What you need to do: Copy every line that mentions the word "puede".
++++++++++
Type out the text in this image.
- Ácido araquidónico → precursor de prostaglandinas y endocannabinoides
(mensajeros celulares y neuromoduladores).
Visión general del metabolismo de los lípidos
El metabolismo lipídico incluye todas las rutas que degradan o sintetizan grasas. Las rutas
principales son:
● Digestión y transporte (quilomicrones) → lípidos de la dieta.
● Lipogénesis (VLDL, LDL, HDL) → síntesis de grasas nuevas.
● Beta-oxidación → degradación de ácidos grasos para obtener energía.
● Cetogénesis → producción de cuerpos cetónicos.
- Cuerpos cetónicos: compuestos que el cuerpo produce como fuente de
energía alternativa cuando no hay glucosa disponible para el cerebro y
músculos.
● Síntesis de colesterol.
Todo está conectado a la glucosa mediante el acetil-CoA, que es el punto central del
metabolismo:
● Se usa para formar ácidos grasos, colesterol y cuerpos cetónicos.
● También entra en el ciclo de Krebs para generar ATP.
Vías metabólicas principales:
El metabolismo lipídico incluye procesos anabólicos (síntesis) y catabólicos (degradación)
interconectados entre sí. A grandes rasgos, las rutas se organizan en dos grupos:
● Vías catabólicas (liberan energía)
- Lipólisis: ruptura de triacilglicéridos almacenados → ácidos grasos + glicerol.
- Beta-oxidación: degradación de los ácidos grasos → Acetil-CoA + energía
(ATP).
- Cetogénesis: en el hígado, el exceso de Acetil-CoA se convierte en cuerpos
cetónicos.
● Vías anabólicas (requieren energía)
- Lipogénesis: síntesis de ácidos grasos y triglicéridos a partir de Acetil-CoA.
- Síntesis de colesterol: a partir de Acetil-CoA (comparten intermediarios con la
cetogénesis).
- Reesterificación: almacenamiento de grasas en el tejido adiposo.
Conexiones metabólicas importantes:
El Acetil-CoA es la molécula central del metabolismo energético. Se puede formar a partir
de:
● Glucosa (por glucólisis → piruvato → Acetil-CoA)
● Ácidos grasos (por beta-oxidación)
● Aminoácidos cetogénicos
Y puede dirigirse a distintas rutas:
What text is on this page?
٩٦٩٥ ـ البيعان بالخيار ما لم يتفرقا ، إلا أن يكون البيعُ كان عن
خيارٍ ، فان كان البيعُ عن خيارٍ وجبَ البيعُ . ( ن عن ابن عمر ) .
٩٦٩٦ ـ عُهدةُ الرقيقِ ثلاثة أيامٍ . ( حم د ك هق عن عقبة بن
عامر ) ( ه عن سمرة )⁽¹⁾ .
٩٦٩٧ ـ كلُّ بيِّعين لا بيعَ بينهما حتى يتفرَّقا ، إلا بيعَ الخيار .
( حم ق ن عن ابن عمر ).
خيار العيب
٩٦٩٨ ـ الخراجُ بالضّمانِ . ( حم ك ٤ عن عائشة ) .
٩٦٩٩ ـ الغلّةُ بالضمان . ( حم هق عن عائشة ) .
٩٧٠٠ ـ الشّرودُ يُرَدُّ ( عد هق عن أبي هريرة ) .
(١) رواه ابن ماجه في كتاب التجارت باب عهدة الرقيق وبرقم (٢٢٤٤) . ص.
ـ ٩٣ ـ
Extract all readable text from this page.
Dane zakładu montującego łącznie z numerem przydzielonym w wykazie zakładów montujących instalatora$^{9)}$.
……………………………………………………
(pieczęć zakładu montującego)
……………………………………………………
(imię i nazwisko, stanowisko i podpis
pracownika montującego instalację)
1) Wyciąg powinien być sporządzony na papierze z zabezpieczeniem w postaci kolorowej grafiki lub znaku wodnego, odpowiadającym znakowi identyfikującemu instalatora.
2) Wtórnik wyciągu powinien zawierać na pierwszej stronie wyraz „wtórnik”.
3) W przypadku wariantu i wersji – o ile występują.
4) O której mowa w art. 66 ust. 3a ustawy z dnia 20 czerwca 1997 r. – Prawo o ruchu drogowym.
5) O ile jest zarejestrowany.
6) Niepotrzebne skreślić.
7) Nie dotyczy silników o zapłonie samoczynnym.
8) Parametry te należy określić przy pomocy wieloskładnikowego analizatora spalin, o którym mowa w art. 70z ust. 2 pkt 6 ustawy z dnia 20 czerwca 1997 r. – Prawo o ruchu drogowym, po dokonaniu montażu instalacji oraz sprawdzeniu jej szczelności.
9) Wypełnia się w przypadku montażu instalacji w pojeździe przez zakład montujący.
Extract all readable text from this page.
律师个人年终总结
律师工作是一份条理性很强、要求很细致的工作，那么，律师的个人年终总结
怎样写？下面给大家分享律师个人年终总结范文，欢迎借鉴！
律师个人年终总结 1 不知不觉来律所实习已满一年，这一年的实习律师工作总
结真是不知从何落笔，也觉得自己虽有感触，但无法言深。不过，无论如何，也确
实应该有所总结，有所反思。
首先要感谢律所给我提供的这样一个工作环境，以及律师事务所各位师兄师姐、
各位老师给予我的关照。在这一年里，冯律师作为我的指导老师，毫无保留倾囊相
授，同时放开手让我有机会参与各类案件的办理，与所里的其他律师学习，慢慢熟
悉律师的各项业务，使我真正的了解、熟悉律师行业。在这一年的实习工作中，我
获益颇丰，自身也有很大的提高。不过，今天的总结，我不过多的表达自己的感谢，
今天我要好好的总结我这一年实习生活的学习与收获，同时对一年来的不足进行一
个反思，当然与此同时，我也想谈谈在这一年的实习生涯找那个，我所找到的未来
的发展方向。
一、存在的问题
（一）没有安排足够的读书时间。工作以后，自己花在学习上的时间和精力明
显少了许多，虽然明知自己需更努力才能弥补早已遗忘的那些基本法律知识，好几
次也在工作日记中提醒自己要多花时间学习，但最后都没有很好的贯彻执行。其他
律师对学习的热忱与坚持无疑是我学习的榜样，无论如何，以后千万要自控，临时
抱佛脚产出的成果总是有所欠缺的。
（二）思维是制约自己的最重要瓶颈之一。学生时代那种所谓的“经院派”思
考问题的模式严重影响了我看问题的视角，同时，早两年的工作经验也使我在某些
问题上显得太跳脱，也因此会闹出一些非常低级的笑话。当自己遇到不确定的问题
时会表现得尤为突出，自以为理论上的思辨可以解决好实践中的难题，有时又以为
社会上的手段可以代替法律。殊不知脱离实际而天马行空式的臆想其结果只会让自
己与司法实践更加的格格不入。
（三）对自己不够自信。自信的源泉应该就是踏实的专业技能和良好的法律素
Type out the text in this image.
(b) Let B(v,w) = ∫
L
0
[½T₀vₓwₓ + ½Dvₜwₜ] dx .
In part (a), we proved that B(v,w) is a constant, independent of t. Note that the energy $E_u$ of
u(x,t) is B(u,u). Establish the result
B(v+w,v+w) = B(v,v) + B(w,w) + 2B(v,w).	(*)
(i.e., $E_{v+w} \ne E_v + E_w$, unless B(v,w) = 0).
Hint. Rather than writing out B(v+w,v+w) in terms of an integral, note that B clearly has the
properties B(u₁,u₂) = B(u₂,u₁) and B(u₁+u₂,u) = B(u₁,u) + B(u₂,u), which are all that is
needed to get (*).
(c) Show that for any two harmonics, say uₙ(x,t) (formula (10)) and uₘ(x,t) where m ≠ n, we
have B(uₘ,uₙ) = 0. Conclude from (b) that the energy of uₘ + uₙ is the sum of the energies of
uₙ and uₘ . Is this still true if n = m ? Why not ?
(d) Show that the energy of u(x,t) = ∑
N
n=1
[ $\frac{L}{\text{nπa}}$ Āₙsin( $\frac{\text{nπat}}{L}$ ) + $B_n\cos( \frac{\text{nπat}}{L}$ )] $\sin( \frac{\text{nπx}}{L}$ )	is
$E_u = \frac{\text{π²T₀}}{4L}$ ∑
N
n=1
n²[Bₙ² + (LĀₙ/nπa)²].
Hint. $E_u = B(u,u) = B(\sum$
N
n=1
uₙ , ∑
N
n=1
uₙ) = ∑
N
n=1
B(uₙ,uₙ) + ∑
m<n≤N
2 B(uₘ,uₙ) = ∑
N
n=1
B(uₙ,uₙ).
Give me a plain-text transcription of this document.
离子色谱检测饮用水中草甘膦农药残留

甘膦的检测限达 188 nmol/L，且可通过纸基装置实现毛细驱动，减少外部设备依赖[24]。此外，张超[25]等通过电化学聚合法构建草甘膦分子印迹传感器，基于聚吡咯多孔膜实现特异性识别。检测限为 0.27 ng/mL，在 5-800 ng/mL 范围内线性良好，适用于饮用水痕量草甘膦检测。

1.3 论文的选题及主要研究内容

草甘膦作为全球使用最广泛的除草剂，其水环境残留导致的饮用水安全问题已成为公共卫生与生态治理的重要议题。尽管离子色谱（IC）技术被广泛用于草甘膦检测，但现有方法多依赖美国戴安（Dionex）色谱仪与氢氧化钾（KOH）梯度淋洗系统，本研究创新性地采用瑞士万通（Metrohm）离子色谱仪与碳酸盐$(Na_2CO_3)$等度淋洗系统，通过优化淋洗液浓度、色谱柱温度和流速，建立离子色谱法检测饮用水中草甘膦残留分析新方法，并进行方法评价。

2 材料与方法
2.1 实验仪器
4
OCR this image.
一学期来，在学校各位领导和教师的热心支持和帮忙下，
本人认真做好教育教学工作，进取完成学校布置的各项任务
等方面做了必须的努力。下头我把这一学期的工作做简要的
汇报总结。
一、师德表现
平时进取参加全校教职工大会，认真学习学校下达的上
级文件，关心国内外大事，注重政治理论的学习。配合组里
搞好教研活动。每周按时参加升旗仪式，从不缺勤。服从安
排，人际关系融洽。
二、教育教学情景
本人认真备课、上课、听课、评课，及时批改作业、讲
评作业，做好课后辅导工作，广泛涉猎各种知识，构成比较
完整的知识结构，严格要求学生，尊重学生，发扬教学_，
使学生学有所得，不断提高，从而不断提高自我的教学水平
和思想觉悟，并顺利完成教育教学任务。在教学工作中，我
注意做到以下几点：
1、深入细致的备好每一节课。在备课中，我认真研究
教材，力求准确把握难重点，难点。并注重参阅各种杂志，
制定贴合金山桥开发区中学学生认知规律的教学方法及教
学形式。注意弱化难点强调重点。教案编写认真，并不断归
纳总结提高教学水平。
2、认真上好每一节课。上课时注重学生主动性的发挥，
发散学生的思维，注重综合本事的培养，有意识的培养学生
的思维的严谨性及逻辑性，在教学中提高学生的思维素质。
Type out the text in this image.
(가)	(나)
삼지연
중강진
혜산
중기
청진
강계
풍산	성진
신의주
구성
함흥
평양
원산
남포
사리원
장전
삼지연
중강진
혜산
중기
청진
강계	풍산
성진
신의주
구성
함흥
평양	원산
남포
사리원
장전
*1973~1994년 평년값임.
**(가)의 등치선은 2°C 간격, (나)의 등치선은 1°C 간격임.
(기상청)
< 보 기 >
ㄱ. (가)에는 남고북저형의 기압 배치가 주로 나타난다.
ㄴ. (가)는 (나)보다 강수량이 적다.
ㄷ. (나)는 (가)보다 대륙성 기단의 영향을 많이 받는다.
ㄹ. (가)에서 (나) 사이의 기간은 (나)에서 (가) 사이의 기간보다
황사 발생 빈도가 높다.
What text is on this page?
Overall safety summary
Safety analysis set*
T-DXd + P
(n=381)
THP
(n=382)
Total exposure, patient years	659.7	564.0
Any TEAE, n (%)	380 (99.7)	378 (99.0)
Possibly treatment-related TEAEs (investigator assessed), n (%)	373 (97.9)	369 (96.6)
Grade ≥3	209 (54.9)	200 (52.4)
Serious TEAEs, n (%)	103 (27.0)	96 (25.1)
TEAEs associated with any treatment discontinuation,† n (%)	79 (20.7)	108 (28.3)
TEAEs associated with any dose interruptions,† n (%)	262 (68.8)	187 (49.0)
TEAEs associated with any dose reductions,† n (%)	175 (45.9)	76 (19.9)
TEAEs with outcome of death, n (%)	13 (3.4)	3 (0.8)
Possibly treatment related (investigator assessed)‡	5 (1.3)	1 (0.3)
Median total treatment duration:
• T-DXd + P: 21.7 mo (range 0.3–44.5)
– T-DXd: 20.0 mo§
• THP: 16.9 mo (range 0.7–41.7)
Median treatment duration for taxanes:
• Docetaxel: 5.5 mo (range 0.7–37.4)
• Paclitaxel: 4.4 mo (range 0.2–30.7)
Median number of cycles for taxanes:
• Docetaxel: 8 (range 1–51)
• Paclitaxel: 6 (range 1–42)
++++++++++
The answer:
El Acetil-CoA es la molécula central del metabolismo energético. Se puede formar a partir
Y puede dirigirse a distintas rutas:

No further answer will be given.